WORK TO BE COMPLETED
Each record below should be output verbatim, without pictures.

--- Start of AVAILABLE RECORDS ---

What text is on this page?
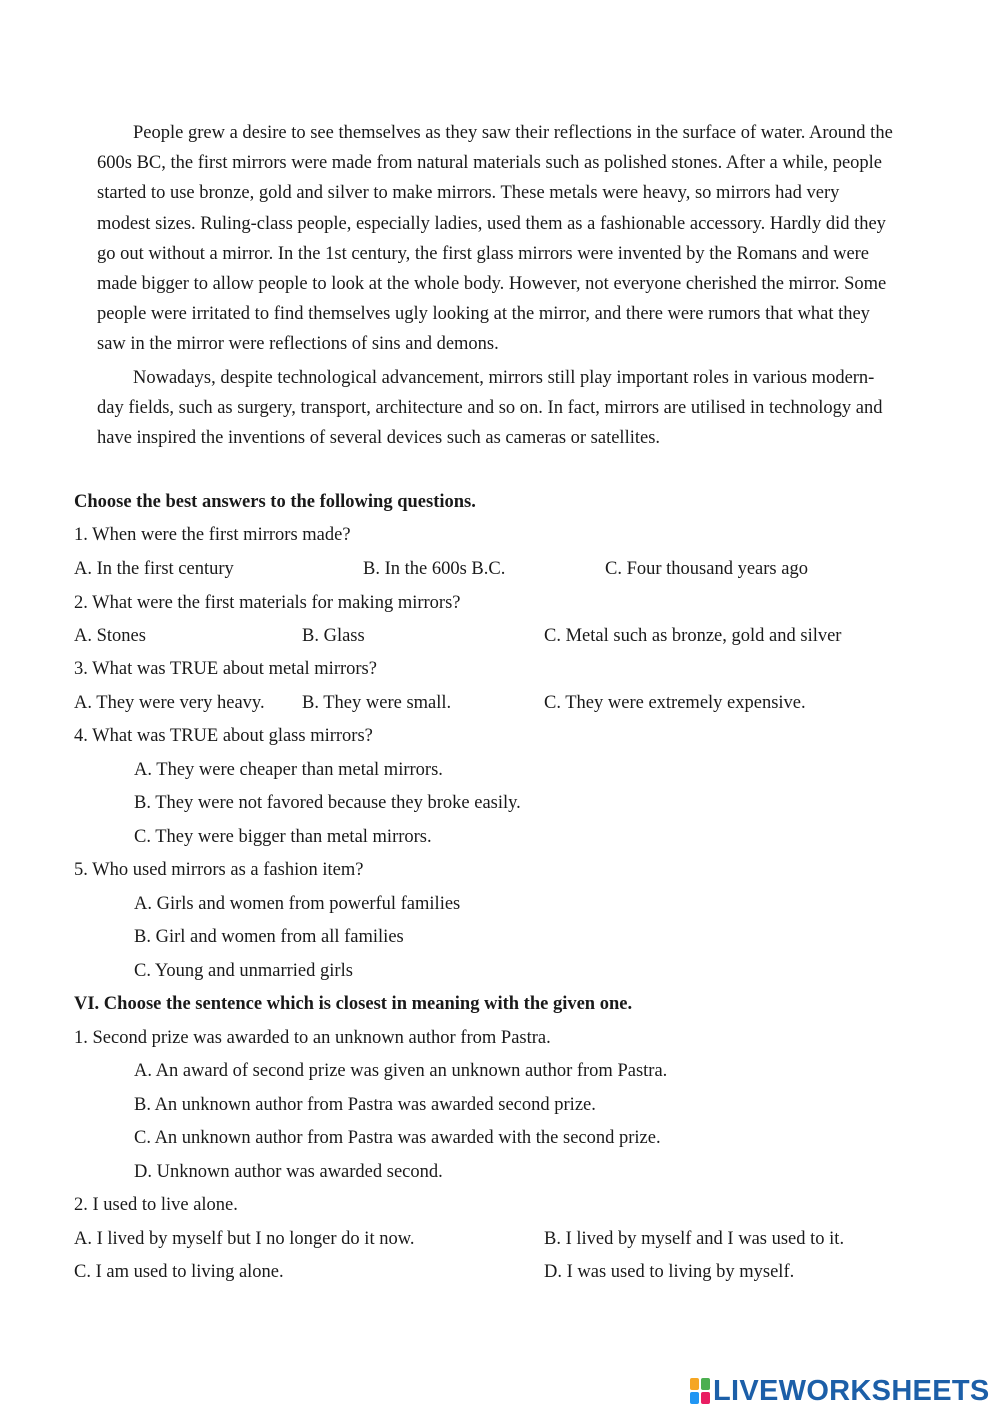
People grew a desire to see themselves as they saw their reflections in the surface of water. Around the 600s BC, the first mirrors were made from natural materials such as polished stones. After a while, people started to use bronze, gold and silver to make mirrors. These metals were heavy, so mirrors had very modest sizes. Ruling-class people, especially ladies, used them as a fashionable accessory. Hardly did they go out without a mirror. In the 1st century, the first glass mirrors were invented by the Romans and were made bigger to allow people to look at the whole body. However, not everyone cherished the mirror. Some people were irritated to find themselves ugly looking at the mirror, and there were rumors that what they saw in the mirror were reflections of sins and demons.

Nowadays, despite technological advancement, mirrors still play important roles in various modern-day fields, such as surgery, transport, architecture and so on. In fact, mirrors are utilised in technology and have inspired the inventions of several devices such as cameras or satellites.

Choose the best answers to the following questions.
1. When were the first mirrors made?
A. In the first century	B. In the 600s B.C.	C. Four thousand years ago
2. What were the first materials for making mirrors?
A. Stones	B. Glass	C. Metal such as bronze, gold and silver
3. What was TRUE about metal mirrors?
A. They were very heavy. B. They were small.	C. They were extremely expensive.
4. What was TRUE about glass mirrors?
A. They were cheaper than metal mirrors.
B. They were not favored because they broke easily.
C. They were bigger than metal mirrors.
5. Who used mirrors as a fashion item?
A. Girls and women from powerful families
B. Girl and women from all families
C. Young and unmarried girls
VI. Choose the sentence which is closest in meaning with the given one.
1. Second prize was awarded to an unknown author from Pastra.
A. An award of second prize was given an unknown author from Pastra.
B. An unknown author from Pastra was awarded second prize.
C. An unknown author from Pastra was awarded with the second prize.
D. Unknown author was awarded second.
2. I used to live alone.
A. I lived by myself but I no longer do it now.	B. I lived by myself and I was used to it.
C. I am used to living alone.	D. I was used to living by myself.
LIVEWORKSHEETS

--- End of AVAILABLE RECORDS ---

CORRECT RESULT
What text is on this page?
People grew a desire to see themselves as they saw their reflections in the surface of water. Around the 600s BC, the first mirrors were made from natural materials such as polished stones. After a while, people started to use bronze, gold and silver to make mirrors. These metals were heavy, so mirrors had very modest sizes. Ruling-class people, especially ladies, used them as a fashionable accessory. Hardly did they go out without a mirror. In the 1st century, the first glass mirrors were invented by the Romans and were made bigger to allow people to look at the whole body. However, not everyone cherished the mirror. Some people were irritated to find themselves ugly looking at the mirror, and there were rumors that what they saw in the mirror were reflections of sins and demons.

Nowadays, despite technological advancement, mirrors still play important roles in various modern-day fields, such as surgery, transport, architecture and so on. In fact, mirrors are utilised in technology and have inspired the inventions of several devices such as cameras or satellites.

Choose the best answers to the following questions.
1. When were the first mirrors made?
A. In the first century	B. In the 600s B.C.	C. Four thousand years ago
2. What were the first materials for making mirrors?
A. Stones	B. Glass	C. Metal such as bronze, gold and silver
3. What was TRUE about metal mirrors?
A. They were very heavy. B. They were small.	C. They were extremely expensive.
4. What was TRUE about glass mirrors?
A. They were cheaper than metal mirrors.
B. They were not favored because they broke easily.
C. They were bigger than metal mirrors.
5. Who used mirrors as a fashion item?
A. Girls and women from powerful families
B. Girl and women from all families
C. Young and unmarried girls
VI. Choose the sentence which is closest in meaning with the given one.
1. Second prize was awarded to an unknown author from Pastra.
A. An award of second prize was given an unknown author from Pastra.
B. An unknown author from Pastra was awarded second prize.
C. An unknown author from Pastra was awarded with the second prize.
D. Unknown author was awarded second.
2. I used to live alone.
A. I lived by myself but I no longer do it now.	B. I lived by myself and I was used to it.
C. I am used to living alone.	D. I was used to living by myself.
LIVEWORKSHEETS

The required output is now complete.